Dataset records
** BEGIN **
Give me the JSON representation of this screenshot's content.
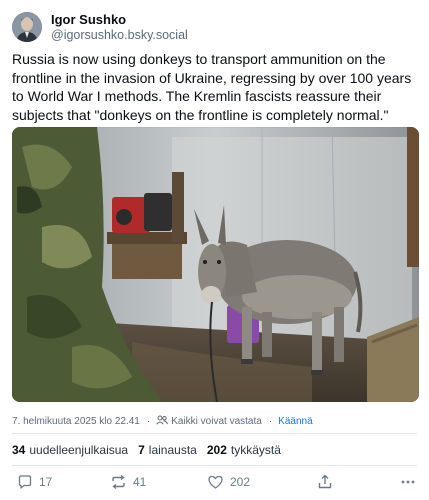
{
  "post": {
    "author": {
      "display_name": "Igor Sushko",
      "handle": "@igorsushko.bsky.social"
    },
    "text": "Russia is now using donkeys to transport ammunition on the frontline in the invasion of Ukraine, regressing by over 100 years to World War I methods.  The Kremlin fascists reassure their subjects that \"donkeys on the frontline is completely normal.\"",
    "timestamp": "7. helmikuuta 2025 klo 22.41",
    "reply_permission": "Kaikki voivat vastata",
    "translate_label": "Käännä",
    "stats": {
      "reposts_count": "34",
      "reposts_label": "uudelleenjulkaisua",
      "quotes_count": "7",
      "quotes_label": "lainausta",
      "likes_count": "202",
      "likes_label": "tykkäystä"
    },
    "actions": {
      "replies": "17",
      "reposts": "41",
      "likes": "202"
    }
  },
  "colors": {
    "text_primary": "#0b0f14",
    "text_secondary": "#5b6b7c",
    "link": "#1d73e8",
    "divider": "#e3e8ee"
  }
}
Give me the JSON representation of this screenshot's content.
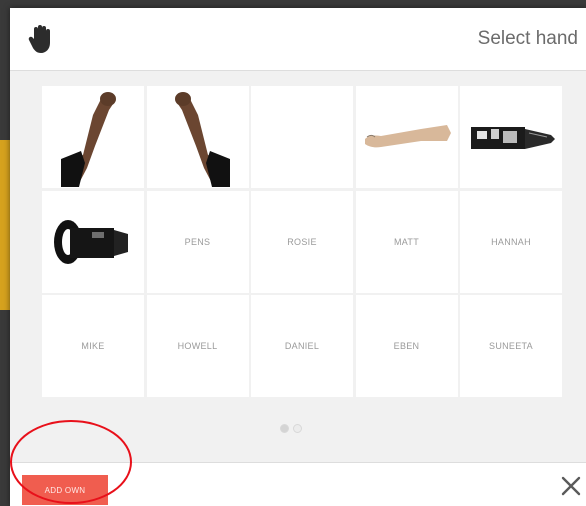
{
  "header": {
    "icon": "hand-icon",
    "title": "Select hand"
  },
  "grid": {
    "cells": [
      {
        "label": "",
        "image": "left-arm-fist"
      },
      {
        "label": "",
        "image": "right-arm-fist"
      },
      {
        "label": "",
        "image": ""
      },
      {
        "label": "",
        "image": "forearm-horizontal"
      },
      {
        "label": "",
        "image": "prosthetic-hand-horizontal"
      },
      {
        "label": "",
        "image": "prosthetic-socket"
      },
      {
        "label": "PENS",
        "image": ""
      },
      {
        "label": "ROSIE",
        "image": ""
      },
      {
        "label": "MATT",
        "image": ""
      },
      {
        "label": "HANNAH",
        "image": ""
      },
      {
        "label": "MIKE",
        "image": ""
      },
      {
        "label": "HOWELL",
        "image": ""
      },
      {
        "label": "DANIEL",
        "image": ""
      },
      {
        "label": "EBEN",
        "image": ""
      },
      {
        "label": "SUNEETA",
        "image": ""
      }
    ]
  },
  "pager": {
    "pages": 2,
    "current": 1
  },
  "footer": {
    "add_own_label": "ADD OWN",
    "close_icon": "close-icon"
  },
  "colors": {
    "accent": "#f05d4f",
    "annotation": "#e8101a"
  }
}
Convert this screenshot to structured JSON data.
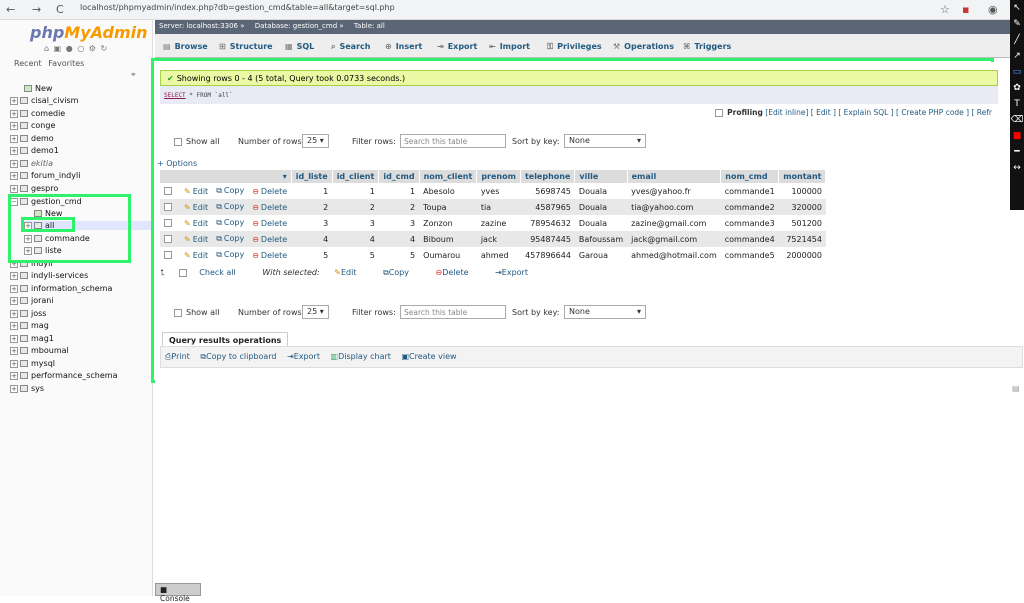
{
  "browser": {
    "back": "←",
    "forward": "→",
    "reload": "C",
    "url": "localhost/phpmyadmin/index.php?db=gestion_cmd&table=all&target=sql.php"
  },
  "nav": {
    "logo_a": "php",
    "logo_b": "MyAdmin",
    "tabs": [
      "Recent",
      "Favorites"
    ],
    "new": "New",
    "databases": [
      "cisal_civism",
      "comedie",
      "conge",
      "demo",
      "demo1",
      "ekitia",
      "forum_indyli",
      "gespro",
      "gestion_cmd",
      "New",
      "all",
      "commande",
      "liste",
      "indyli",
      "indyli-services",
      "information_schema",
      "jorani",
      "joss",
      "mag",
      "mag1",
      "mboumal",
      "mysql",
      "performance_schema",
      "sys"
    ]
  },
  "breadcrumbs": [
    "Server: localhost:3306 »",
    "Database: gestion_cmd »",
    "Table: all"
  ],
  "tabs": [
    "Browse",
    "Structure",
    "SQL",
    "Search",
    "Insert",
    "Export",
    "Import",
    "Privileges",
    "Operations",
    "Triggers"
  ],
  "result": {
    "success": "Showing rows 0 - 4 (5 total, Query took 0.0733 seconds.)",
    "sql_keyword": "SELECT",
    "sql_rest": " * FROM ",
    "sql_table": "`all`",
    "profiling_label": "Profiling",
    "profiling_links": "[Edit inline] [ Edit ] [ Explain SQL ] [ Create PHP code ] [ Refr"
  },
  "navbar": {
    "show_all": "Show all",
    "num_rows_label": "Number of rows:",
    "num_rows_value": "25",
    "filter_label": "Filter rows:",
    "filter_placeholder": "Search this table",
    "sort_label": "Sort by key:",
    "sort_value": "None"
  },
  "options_link": "+ Options",
  "table": {
    "columns": [
      "id_liste",
      "id_client",
      "id_cmd",
      "nom_client",
      "prenom",
      "telephone",
      "ville",
      "email",
      "nom_cmd",
      "montant"
    ],
    "actions": [
      "Edit",
      "Copy",
      "Delete"
    ],
    "rows": [
      [
        "1",
        "1",
        "1",
        "Abesolo",
        "yves",
        "5698745",
        "Douala",
        "yves@yahoo.fr",
        "commande1",
        "100000"
      ],
      [
        "2",
        "2",
        "2",
        "Toupa",
        "tia",
        "4587965",
        "Douala",
        "tia@yahoo.com",
        "commande2",
        "320000"
      ],
      [
        "3",
        "3",
        "3",
        "Zonzon",
        "zazine",
        "78954632",
        "Douala",
        "zazine@gmail.com",
        "commande3",
        "501200"
      ],
      [
        "4",
        "4",
        "4",
        "Biboum",
        "jack",
        "95487445",
        "Bafoussam",
        "jack@gmail.com",
        "commande4",
        "7521454"
      ],
      [
        "5",
        "5",
        "5",
        "Oumarou",
        "ahmed",
        "457896644",
        "Garoua",
        "ahmed@hotmail.com",
        "commande5",
        "2000000"
      ]
    ]
  },
  "with_selected": {
    "check_all": "Check all",
    "label": "With selected:",
    "edit": "Edit",
    "copy": "Copy",
    "delete": "Delete",
    "export": "Export"
  },
  "qro": {
    "title": "Query results operations",
    "print": "Print",
    "copy": "Copy to clipboard",
    "export": "Export",
    "chart": "Display chart",
    "view": "Create view"
  },
  "console": "Console",
  "accent": "#2ef26a"
}
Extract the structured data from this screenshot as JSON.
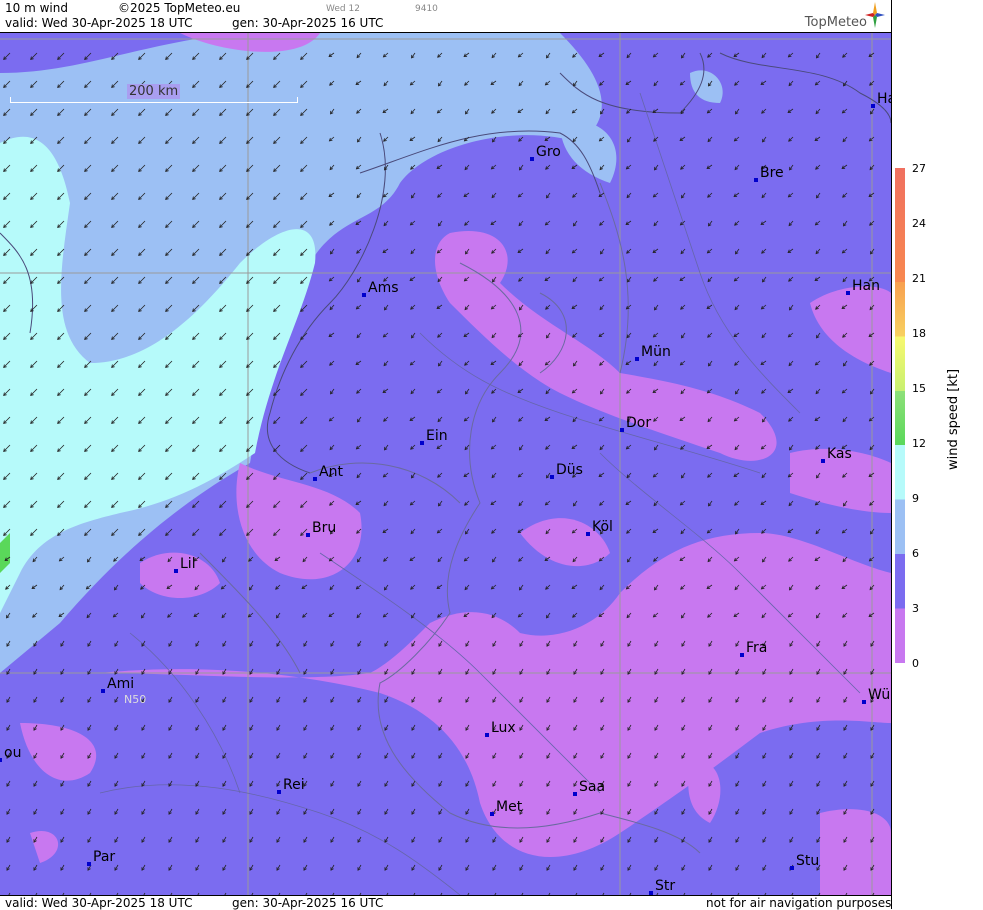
** END **
▶ [YOUR GOAL]: Transcribe the whole listing exactly. Pictures are excluded.

▶ [WRITTEN REPLY]:
Give me the JSON representation of this screenshot's content.
{
  "post": {
    "author": {
      "display_name": "Igor Sushko",
      "handle": "@igorsushko.bsky.social"
    },
    "text": "Russia is now using donkeys to transport ammunition on the frontline in the invasion of Ukraine, regressing by over 100 years to World War I methods.  The Kremlin fascists reassure their subjects that \"donkeys on the frontline is completely normal.\"",
    "timestamp": "7. helmikuuta 2025 klo 22.41",
    "reply_permission": "Kaikki voivat vastata",
    "translate_label": "Käännä",
    "stats": {
      "reposts_count": "34",
      "reposts_label": "uudelleenjulkaisua",
      "quotes_count": "7",
      "quotes_label": "lainausta",
      "likes_count": "202",
      "likes_label": "tykkäystä"
    },
    "actions": {
      "replies": "17",
      "reposts": "41",
      "likes": "202"
    }
  },
  "colors": {
    "text_primary": "#0b0f14",
    "text_secondary": "#5b6b7c",
    "link": "#1d73e8",
    "divider": "#e3e8ee"
  }
}
Give me the JSON representation of this screenshot's content.
{
  "header": {
    "icon": "hand-icon",
    "title": "Select hand"
  },
  "grid": {
    "cells": [
      {
        "label": "",
        "image": "left-arm-fist"
      },
      {
        "label": "",
        "image": "right-arm-fist"
      },
      {
        "label": "",
        "image": ""
      },
      {
        "label": "",
        "image": "forearm-horizontal"
      },
      {
        "label": "",
        "image": "prosthetic-hand-horizontal"
      },
      {
        "label": "",
        "image": "prosthetic-socket"
      },
      {
        "label": "PENS",
        "image": ""
      },
      {
        "label": "ROSIE",
        "image": ""
      },
      {
        "label": "MATT",
        "image": ""
      },
      {
        "label": "HANNAH",
        "image": ""
      },
      {
        "label": "MIKE",
        "image": ""
      },
      {
        "label": "HOWELL",
        "image": ""
      },
      {
        "label": "DANIEL",
        "image": ""
      },
      {
        "label": "EBEN",
        "image": ""
      },
      {
        "label": "SUNEETA",
        "image": ""
      }
    ]
  },
  "pager": {
    "pages": 2,
    "current": 1
  },
  "footer": {
    "add_own_label": "ADD OWN",
    "close_icon": "close-icon"
  },
  "colors": {
    "accent": "#f05d4f",
    "annotation": "#e8101a"
  }
}
Convert this screenshot to structured JSON data.
{
  "browser": {
    "back": "←",
    "forward": "→",
    "reload": "C",
    "url": "localhost/phpmyadmin/index.php?db=gestion_cmd&table=all&target=sql.php"
  },
  "nav": {
    "logo_a": "php",
    "logo_b": "MyAdmin",
    "tabs": [
      "Recent",
      "Favorites"
    ],
    "new": "New",
    "databases": [
      "cisal_civism",
      "comedie",
      "conge",
      "demo",
      "demo1",
      "ekitia",
      "forum_indyli",
      "gespro",
      "gestion_cmd",
      "New",
      "all",
      "commande",
      "liste",
      "indyli",
      "indyli-services",
      "information_schema",
      "jorani",
      "joss",
      "mag",
      "mag1",
      "mboumal",
      "mysql",
      "performance_schema",
      "sys"
    ]
  },
  "breadcrumbs": [
    "Server: localhost:3306 »",
    "Database: gestion_cmd »",
    "Table: all"
  ],
  "tabs": [
    "Browse",
    "Structure",
    "SQL",
    "Search",
    "Insert",
    "Export",
    "Import",
    "Privileges",
    "Operations",
    "Triggers"
  ],
  "result": {
    "success": "Showing rows 0 - 4 (5 total, Query took 0.0733 seconds.)",
    "sql_keyword": "SELECT",
    "sql_rest": " * FROM ",
    "sql_table": "`all`",
    "profiling_label": "Profiling",
    "profiling_links": "[Edit inline] [ Edit ] [ Explain SQL ] [ Create PHP code ] [ Refr"
  },
  "navbar": {
    "show_all": "Show all",
    "num_rows_label": "Number of rows:",
    "num_rows_value": "25",
    "filter_label": "Filter rows:",
    "filter_placeholder": "Search this table",
    "sort_label": "Sort by key:",
    "sort_value": "None"
  },
  "options_link": "+ Options",
  "table": {
    "columns": [
      "id_liste",
      "id_client",
      "id_cmd",
      "nom_client",
      "prenom",
      "telephone",
      "ville",
      "email",
      "nom_cmd",
      "montant"
    ],
    "actions": [
      "Edit",
      "Copy",
      "Delete"
    ],
    "rows": [
      [
        "1",
        "1",
        "1",
        "Abesolo",
        "yves",
        "5698745",
        "Douala",
        "yves@yahoo.fr",
        "commande1",
        "100000"
      ],
      [
        "2",
        "2",
        "2",
        "Toupa",
        "tia",
        "4587965",
        "Douala",
        "tia@yahoo.com",
        "commande2",
        "320000"
      ],
      [
        "3",
        "3",
        "3",
        "Zonzon",
        "zazine",
        "78954632",
        "Douala",
        "zazine@gmail.com",
        "commande3",
        "501200"
      ],
      [
        "4",
        "4",
        "4",
        "Biboum",
        "jack",
        "95487445",
        "Bafoussam",
        "jack@gmail.com",
        "commande4",
        "7521454"
      ],
      [
        "5",
        "5",
        "5",
        "Oumarou",
        "ahmed",
        "457896644",
        "Garoua",
        "ahmed@hotmail.com",
        "commande5",
        "2000000"
      ]
    ]
  },
  "with_selected": {
    "check_all": "Check all",
    "label": "With selected:",
    "edit": "Edit",
    "copy": "Copy",
    "delete": "Delete",
    "export": "Export"
  },
  "qro": {
    "title": "Query results operations",
    "print": "Print",
    "copy": "Copy to clipboard",
    "export": "Export",
    "chart": "Display chart",
    "view": "Create view"
  },
  "console": "Console",
  "accent": "#2ef26a"
}
Extract the structured data from this screenshot as JSON.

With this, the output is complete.